— Job —
Copy every line that contains the string "базы" from the entries below.

>> BEGIN Extracted information

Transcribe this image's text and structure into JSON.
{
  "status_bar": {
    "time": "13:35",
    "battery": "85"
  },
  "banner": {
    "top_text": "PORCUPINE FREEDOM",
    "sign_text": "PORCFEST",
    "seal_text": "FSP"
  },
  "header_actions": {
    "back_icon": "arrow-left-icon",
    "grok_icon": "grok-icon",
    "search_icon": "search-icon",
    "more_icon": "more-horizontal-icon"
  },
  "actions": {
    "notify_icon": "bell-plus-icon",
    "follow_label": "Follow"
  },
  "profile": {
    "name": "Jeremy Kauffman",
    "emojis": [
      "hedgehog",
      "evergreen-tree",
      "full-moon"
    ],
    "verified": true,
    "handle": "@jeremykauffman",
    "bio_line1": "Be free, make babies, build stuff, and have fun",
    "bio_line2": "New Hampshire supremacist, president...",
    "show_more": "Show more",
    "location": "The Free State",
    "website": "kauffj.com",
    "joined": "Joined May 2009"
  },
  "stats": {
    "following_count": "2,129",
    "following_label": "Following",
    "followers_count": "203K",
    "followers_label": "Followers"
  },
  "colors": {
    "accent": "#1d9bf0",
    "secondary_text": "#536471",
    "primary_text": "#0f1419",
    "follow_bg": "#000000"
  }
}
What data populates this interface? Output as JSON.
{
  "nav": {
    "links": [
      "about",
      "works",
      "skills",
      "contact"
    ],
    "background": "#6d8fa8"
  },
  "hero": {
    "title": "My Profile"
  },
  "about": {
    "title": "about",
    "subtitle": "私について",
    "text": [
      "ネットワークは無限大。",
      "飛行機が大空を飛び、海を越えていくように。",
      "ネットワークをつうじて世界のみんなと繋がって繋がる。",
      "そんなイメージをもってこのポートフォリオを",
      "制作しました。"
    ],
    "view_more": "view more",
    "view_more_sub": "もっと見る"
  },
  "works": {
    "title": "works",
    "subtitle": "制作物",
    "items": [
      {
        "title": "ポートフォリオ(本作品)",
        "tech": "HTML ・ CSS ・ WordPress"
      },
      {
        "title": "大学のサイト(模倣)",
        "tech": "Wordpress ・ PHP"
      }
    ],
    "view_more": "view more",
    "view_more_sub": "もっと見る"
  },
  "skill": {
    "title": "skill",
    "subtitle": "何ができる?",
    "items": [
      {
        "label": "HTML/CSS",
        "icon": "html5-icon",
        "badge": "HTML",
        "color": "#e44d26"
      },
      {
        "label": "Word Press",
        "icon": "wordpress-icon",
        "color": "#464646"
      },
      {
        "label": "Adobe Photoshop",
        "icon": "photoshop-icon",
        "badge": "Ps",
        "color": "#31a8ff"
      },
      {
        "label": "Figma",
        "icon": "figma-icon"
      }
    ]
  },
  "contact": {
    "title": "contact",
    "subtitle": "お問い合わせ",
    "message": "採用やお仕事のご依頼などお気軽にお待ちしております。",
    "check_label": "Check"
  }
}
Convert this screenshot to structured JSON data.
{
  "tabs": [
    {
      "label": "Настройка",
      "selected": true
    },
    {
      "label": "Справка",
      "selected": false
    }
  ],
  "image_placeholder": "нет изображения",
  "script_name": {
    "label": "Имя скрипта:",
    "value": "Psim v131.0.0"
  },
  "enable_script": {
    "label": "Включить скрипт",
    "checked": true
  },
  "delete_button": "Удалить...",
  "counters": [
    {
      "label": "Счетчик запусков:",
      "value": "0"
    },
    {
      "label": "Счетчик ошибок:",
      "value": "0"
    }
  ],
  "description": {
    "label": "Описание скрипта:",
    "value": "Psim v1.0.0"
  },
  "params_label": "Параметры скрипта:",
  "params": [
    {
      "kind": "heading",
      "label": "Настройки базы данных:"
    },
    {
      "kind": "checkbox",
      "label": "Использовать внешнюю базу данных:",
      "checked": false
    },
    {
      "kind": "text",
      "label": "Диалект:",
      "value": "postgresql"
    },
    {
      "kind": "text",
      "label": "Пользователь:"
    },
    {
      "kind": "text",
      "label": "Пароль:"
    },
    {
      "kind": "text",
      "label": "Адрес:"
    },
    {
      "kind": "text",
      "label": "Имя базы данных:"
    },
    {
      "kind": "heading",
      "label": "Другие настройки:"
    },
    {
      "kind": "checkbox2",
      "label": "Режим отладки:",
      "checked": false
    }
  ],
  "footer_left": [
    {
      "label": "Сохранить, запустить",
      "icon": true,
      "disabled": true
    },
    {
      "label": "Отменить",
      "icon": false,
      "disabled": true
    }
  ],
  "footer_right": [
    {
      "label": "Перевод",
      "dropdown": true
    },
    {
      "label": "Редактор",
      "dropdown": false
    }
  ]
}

>> END Extracted information

— Written response —
      "label": "Настройки базы данных:"
      "label": "Имя базы данных:"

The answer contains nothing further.